* [Required work] Every entry must be given again exactly.

---------- Raw records

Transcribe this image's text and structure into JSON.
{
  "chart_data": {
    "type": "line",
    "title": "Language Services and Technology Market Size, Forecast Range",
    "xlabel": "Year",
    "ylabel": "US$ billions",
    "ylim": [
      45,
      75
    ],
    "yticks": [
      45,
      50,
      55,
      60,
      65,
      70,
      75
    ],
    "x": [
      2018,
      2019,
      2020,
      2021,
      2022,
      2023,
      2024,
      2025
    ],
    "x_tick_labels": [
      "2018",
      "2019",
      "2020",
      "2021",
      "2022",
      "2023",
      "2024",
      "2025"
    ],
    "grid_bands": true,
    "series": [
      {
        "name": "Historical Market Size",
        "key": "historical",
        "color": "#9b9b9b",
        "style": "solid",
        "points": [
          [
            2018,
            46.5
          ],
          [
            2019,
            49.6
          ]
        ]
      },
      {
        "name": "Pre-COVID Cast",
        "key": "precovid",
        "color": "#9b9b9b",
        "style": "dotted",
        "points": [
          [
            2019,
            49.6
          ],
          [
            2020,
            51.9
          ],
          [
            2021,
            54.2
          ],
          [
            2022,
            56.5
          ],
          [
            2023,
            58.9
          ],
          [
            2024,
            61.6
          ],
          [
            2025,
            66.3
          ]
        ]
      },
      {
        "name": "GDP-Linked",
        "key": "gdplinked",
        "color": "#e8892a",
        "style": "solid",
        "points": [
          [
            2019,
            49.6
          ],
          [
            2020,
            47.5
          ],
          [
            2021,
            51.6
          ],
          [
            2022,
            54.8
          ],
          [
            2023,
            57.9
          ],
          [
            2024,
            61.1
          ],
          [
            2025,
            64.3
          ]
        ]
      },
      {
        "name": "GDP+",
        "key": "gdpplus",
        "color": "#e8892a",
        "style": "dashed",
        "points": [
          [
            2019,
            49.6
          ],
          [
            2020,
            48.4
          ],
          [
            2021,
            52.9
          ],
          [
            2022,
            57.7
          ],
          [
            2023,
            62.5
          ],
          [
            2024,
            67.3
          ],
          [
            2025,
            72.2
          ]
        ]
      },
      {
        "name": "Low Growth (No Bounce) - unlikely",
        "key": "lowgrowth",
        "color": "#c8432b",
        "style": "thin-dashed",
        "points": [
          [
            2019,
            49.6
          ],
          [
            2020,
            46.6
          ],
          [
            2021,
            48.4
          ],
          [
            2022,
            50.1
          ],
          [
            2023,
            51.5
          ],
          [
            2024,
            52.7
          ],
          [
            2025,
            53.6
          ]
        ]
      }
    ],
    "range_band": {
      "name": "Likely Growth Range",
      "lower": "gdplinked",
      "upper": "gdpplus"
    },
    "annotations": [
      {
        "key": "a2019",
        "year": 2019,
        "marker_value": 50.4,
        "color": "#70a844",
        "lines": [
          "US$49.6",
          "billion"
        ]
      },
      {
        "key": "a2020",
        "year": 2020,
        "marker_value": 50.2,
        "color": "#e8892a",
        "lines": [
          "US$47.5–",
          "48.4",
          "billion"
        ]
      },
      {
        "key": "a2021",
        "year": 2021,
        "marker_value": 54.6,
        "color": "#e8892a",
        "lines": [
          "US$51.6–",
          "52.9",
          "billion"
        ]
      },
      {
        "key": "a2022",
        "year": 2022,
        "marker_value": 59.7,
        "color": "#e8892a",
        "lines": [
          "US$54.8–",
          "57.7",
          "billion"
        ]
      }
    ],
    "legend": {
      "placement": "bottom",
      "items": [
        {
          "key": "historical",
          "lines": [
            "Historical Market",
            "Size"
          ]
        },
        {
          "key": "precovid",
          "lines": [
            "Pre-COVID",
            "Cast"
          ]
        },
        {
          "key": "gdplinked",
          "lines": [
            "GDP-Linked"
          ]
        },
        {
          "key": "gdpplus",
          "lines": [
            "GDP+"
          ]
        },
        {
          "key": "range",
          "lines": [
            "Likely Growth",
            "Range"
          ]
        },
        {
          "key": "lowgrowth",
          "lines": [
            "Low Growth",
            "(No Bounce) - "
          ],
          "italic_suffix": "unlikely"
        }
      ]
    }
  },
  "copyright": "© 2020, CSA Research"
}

--------------------

* [Completed task]
Transcribe this image's text and structure into JSON.
{
  "chart_data": {
    "type": "line",
    "title": "Language Services and Technology Market Size, Forecast Range",
    "xlabel": "Year",
    "ylabel": "US$ billions",
    "ylim": [
      45,
      75
    ],
    "yticks": [
      45,
      50,
      55,
      60,
      65,
      70,
      75
    ],
    "x": [
      2018,
      2019,
      2020,
      2021,
      2022,
      2023,
      2024,
      2025
    ],
    "x_tick_labels": [
      "2018",
      "2019",
      "2020",
      "2021",
      "2022",
      "2023",
      "2024",
      "2025"
    ],
    "grid_bands": true,
    "series": [
      {
        "name": "Historical Market Size",
        "key": "historical",
        "color": "#9b9b9b",
        "style": "solid",
        "points": [
          [
            2018,
            46.5
          ],
          [
            2019,
            49.6
          ]
        ]
      },
      {
        "name": "Pre-COVID Cast",
        "key": "precovid",
        "color": "#9b9b9b",
        "style": "dotted",
        "points": [
          [
            2019,
            49.6
          ],
          [
            2020,
            51.9
          ],
          [
            2021,
            54.2
          ],
          [
            2022,
            56.5
          ],
          [
            2023,
            58.9
          ],
          [
            2024,
            61.6
          ],
          [
            2025,
            66.3
          ]
        ]
      },
      {
        "name": "GDP-Linked",
        "key": "gdplinked",
        "color": "#e8892a",
        "style": "solid",
        "points": [
          [
            2019,
            49.6
          ],
          [
            2020,
            47.5
          ],
          [
            2021,
            51.6
          ],
          [
            2022,
            54.8
          ],
          [
            2023,
            57.9
          ],
          [
            2024,
            61.1
          ],
          [
            2025,
            64.3
          ]
        ]
      },
      {
        "name": "GDP+",
        "key": "gdpplus",
        "color": "#e8892a",
        "style": "dashed",
        "points": [
          [
            2019,
            49.6
          ],
          [
            2020,
            48.4
          ],
          [
            2021,
            52.9
          ],
          [
            2022,
            57.7
          ],
          [
            2023,
            62.5
          ],
          [
            2024,
            67.3
          ],
          [
            2025,
            72.2
          ]
        ]
      },
      {
        "name": "Low Growth (No Bounce) - unlikely",
        "key": "lowgrowth",
        "color": "#c8432b",
        "style": "thin-dashed",
        "points": [
          [
            2019,
            49.6
          ],
          [
            2020,
            46.6
          ],
          [
            2021,
            48.4
          ],
          [
            2022,
            50.1
          ],
          [
            2023,
            51.5
          ],
          [
            2024,
            52.7
          ],
          [
            2025,
            53.6
          ]
        ]
      }
    ],
    "range_band": {
      "name": "Likely Growth Range",
      "lower": "gdplinked",
      "upper": "gdpplus"
    },
    "annotations": [
      {
        "key": "a2019",
        "year": 2019,
        "marker_value": 50.4,
        "color": "#70a844",
        "lines": [
          "US$49.6",
          "billion"
        ]
      },
      {
        "key": "a2020",
        "year": 2020,
        "marker_value": 50.2,
        "color": "#e8892a",
        "lines": [
          "US$47.5–",
          "48.4",
          "billion"
        ]
      },
      {
        "key": "a2021",
        "year": 2021,
        "marker_value": 54.6,
        "color": "#e8892a",
        "lines": [
          "US$51.6–",
          "52.9",
          "billion"
        ]
      },
      {
        "key": "a2022",
        "year": 2022,
        "marker_value": 59.7,
        "color": "#e8892a",
        "lines": [
          "US$54.8–",
          "57.7",
          "billion"
        ]
      }
    ],
    "legend": {
      "placement": "bottom",
      "items": [
        {
          "key": "historical",
          "lines": [
            "Historical Market",
            "Size"
          ]
        },
        {
          "key": "precovid",
          "lines": [
            "Pre-COVID",
            "Cast"
          ]
        },
        {
          "key": "gdplinked",
          "lines": [
            "GDP-Linked"
          ]
        },
        {
          "key": "gdpplus",
          "lines": [
            "GDP+"
          ]
        },
        {
          "key": "range",
          "lines": [
            "Likely Growth",
            "Range"
          ]
        },
        {
          "key": "lowgrowth",
          "lines": [
            "Low Growth",
            "(No Bounce) - "
          ],
          "italic_suffix": "unlikely"
        }
      ]
    }
  },
  "copyright": "© 2020, CSA Research"
}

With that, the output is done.